======== DATASET

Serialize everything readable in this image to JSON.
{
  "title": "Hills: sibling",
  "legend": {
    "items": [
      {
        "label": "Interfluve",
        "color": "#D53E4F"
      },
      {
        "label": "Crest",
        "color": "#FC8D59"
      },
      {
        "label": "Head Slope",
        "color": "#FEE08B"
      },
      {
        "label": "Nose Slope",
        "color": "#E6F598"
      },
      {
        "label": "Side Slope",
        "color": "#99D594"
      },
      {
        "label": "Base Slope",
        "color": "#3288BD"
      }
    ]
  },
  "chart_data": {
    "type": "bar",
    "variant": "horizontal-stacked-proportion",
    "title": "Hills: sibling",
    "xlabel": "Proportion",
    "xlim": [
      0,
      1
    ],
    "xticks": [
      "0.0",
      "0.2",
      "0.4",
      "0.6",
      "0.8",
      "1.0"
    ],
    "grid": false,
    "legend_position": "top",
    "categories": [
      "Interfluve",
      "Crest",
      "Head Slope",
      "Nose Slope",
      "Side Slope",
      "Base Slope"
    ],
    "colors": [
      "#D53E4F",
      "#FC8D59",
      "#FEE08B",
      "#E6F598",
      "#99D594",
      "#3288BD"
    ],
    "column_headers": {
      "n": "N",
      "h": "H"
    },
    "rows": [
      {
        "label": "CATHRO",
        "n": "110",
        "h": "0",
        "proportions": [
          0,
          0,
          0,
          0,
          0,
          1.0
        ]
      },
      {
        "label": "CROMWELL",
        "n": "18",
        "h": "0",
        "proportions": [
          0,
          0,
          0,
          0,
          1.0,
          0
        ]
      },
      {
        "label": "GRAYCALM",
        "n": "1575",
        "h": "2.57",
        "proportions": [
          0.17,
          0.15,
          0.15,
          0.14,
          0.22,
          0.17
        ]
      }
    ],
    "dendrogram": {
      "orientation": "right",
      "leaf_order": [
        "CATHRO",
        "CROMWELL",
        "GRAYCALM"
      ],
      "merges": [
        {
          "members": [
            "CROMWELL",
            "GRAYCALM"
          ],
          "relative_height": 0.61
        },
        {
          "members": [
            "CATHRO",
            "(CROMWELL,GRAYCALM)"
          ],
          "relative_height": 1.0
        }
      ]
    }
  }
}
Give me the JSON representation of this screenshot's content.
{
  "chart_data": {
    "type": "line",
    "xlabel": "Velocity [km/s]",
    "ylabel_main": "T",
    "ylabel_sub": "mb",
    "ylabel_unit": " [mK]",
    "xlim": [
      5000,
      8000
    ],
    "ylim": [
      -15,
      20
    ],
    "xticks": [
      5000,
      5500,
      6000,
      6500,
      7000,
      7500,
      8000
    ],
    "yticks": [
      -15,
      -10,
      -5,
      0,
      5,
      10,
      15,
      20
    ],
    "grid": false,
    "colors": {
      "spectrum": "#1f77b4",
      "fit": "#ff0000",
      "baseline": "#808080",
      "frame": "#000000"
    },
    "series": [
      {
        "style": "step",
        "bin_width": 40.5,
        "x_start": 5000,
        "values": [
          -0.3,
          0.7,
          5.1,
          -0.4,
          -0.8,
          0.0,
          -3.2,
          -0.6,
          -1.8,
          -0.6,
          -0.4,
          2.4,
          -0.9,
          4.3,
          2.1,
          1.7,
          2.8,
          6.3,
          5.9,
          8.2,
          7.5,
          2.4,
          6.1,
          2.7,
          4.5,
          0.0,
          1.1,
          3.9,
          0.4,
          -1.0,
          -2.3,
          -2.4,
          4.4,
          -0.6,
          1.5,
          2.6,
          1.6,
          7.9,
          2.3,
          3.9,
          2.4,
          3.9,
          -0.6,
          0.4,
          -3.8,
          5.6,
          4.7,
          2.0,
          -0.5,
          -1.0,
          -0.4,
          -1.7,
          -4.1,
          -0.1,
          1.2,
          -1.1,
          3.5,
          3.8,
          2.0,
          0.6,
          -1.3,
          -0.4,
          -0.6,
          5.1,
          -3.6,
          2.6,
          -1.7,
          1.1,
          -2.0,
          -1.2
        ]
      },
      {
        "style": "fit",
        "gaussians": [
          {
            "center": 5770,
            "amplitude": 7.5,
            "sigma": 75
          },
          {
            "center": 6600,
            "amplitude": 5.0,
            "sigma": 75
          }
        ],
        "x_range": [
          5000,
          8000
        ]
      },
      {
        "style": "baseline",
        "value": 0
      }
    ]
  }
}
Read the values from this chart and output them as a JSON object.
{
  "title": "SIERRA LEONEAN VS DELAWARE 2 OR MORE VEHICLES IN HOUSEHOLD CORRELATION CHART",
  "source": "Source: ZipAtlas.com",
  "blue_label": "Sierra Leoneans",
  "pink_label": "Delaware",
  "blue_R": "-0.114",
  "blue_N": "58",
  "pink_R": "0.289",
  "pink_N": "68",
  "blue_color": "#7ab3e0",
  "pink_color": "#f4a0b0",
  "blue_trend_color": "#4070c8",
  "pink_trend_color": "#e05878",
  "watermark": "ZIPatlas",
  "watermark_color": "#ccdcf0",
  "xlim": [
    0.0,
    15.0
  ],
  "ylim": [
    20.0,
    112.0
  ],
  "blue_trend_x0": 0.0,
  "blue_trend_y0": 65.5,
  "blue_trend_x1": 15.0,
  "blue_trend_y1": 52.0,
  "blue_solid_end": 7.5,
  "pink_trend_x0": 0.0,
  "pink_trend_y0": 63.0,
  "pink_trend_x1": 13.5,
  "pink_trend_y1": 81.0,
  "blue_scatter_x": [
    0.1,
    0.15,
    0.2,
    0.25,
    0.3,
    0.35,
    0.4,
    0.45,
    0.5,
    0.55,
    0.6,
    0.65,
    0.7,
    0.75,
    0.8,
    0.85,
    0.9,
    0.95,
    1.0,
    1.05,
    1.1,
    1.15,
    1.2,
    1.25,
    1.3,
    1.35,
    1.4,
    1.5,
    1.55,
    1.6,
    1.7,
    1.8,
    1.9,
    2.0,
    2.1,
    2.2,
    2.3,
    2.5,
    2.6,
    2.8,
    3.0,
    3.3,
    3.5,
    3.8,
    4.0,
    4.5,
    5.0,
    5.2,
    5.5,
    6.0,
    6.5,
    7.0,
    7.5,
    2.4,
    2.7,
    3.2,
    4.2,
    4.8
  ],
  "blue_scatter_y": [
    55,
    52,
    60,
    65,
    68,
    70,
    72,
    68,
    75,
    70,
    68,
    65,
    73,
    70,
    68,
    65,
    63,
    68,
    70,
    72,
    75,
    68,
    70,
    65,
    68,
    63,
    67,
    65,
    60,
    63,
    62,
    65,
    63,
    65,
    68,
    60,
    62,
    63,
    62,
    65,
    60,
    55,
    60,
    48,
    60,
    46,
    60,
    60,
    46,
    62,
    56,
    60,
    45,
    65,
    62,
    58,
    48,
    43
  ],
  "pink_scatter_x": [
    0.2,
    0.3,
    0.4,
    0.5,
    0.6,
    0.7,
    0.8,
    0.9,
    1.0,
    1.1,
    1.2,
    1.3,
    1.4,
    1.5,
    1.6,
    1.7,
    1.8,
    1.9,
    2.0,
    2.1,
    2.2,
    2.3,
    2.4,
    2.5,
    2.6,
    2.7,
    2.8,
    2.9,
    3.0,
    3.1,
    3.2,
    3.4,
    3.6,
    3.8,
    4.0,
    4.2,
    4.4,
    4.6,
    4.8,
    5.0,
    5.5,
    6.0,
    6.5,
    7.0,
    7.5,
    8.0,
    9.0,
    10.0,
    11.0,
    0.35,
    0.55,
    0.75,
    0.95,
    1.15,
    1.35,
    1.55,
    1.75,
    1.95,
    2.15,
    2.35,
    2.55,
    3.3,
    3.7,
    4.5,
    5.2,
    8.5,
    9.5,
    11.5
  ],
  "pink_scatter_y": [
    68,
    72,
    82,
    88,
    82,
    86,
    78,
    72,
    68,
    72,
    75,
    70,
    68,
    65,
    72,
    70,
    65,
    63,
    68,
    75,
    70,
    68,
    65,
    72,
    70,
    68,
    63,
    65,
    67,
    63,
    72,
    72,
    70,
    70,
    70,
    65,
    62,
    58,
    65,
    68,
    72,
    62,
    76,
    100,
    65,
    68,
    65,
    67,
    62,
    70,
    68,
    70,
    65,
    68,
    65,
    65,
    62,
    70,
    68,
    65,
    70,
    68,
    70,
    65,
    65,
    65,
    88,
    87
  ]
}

================

REQUIREMENT:
Check each line of the entries above, and show every one holding the word "values".

RESULT FOR THIS EXERCISE:
        "values": [
Read the values from this chart and output them as a JSON object.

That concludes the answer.